Data items
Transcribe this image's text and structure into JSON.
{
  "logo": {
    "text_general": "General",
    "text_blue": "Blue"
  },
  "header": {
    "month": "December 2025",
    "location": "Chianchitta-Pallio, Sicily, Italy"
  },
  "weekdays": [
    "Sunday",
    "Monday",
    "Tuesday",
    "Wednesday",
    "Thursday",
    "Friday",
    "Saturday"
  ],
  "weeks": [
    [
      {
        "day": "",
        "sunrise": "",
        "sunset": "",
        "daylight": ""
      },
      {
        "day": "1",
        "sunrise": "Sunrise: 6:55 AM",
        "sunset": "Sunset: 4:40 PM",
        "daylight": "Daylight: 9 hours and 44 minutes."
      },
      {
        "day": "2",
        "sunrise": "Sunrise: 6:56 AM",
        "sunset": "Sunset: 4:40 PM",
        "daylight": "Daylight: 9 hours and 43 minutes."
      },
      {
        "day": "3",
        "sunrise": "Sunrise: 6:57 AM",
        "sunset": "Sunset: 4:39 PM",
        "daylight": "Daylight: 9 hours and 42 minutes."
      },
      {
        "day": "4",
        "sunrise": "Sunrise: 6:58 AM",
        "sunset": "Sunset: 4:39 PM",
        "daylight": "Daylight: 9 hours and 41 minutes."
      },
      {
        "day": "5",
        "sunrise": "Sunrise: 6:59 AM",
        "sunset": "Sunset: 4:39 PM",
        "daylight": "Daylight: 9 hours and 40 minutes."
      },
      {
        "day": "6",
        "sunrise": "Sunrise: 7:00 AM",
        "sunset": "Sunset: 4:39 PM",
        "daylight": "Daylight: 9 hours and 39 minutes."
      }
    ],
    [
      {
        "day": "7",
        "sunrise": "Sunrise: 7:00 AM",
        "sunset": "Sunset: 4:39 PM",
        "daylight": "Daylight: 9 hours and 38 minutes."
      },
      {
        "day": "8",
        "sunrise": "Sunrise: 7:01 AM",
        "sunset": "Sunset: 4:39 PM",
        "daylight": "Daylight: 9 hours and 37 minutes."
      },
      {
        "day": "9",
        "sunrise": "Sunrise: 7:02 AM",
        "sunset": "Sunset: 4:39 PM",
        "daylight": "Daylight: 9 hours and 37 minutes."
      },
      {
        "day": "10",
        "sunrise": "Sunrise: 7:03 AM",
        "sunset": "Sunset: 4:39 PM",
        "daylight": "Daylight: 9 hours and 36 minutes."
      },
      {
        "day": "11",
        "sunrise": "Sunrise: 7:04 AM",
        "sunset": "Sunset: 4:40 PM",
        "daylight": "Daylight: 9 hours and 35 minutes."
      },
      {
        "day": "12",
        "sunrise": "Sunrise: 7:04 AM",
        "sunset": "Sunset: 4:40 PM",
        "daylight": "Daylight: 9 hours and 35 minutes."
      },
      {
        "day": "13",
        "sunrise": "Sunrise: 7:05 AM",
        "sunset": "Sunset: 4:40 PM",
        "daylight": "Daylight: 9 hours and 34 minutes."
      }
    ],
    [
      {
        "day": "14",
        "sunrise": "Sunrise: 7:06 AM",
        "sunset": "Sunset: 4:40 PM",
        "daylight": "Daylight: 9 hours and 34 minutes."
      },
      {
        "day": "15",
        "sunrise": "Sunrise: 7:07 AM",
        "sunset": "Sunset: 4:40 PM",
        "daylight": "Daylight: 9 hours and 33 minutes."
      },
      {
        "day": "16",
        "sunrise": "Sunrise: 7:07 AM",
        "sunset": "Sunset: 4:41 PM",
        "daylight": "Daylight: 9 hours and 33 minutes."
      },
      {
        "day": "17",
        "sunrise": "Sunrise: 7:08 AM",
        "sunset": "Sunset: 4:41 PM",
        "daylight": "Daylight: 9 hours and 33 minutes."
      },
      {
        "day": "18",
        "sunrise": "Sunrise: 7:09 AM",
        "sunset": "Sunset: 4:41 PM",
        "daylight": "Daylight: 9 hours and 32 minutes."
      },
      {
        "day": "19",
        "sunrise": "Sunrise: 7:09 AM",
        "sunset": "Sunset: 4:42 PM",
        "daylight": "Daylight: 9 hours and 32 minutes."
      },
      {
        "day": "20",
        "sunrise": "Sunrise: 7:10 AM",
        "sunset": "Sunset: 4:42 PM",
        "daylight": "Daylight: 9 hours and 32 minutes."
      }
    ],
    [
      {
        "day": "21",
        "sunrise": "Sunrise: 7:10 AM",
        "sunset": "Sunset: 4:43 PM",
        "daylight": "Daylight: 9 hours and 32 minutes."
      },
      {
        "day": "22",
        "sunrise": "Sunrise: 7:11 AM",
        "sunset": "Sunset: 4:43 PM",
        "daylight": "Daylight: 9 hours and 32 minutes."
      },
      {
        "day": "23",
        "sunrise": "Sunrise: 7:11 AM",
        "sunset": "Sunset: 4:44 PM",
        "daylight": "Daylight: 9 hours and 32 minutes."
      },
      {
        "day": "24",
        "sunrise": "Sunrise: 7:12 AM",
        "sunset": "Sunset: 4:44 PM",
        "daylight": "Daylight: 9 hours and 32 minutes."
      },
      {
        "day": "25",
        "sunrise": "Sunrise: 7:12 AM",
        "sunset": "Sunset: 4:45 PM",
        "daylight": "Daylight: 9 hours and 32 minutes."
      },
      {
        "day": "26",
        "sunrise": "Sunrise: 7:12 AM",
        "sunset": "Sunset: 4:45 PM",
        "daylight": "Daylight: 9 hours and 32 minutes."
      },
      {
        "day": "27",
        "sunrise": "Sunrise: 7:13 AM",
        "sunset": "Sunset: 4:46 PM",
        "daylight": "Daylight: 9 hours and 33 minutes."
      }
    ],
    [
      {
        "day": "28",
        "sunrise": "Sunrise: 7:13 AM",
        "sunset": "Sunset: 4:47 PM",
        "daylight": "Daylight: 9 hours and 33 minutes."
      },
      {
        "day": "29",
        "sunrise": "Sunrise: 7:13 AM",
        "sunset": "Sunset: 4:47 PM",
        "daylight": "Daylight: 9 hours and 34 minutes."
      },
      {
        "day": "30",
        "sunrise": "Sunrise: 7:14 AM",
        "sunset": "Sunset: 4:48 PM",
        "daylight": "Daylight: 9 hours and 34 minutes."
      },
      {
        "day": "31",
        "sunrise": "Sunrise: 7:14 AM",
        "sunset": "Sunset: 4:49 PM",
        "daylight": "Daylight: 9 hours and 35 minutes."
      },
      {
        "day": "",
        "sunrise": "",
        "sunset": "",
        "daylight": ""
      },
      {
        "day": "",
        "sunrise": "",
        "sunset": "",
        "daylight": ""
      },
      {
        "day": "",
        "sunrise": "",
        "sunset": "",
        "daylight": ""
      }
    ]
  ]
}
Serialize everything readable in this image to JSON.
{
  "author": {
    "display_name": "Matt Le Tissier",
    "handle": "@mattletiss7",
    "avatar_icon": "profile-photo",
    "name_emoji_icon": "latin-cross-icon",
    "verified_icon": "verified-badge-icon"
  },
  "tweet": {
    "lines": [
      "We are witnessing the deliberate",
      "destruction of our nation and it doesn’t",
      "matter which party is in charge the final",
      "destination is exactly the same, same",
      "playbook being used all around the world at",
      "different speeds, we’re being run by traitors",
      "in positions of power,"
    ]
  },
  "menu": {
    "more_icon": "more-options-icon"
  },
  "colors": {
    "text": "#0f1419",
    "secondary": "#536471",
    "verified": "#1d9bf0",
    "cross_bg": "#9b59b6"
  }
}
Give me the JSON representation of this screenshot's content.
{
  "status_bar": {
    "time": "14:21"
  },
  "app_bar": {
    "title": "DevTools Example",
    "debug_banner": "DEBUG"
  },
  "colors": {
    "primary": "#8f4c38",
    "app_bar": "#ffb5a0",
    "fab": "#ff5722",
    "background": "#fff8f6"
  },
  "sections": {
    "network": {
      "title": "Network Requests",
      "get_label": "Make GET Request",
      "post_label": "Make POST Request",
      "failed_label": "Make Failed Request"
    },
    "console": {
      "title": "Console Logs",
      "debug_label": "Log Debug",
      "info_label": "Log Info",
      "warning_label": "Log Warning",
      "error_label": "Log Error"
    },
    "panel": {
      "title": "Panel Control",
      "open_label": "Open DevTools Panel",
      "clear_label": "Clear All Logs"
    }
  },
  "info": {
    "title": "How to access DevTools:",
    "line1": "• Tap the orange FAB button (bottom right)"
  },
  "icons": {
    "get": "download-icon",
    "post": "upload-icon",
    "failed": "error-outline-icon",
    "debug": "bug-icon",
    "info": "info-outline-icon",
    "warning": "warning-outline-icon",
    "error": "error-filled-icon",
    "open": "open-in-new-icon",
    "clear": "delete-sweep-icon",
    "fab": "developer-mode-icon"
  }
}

Aim of the task
Gather every line from the listing above in which the word "this" appears.

Answer to the task
Transcribe this image's text and structure into JSON.
Serialize everything readable in this image to JSON.
Give me the JSON representation of this screenshot's content.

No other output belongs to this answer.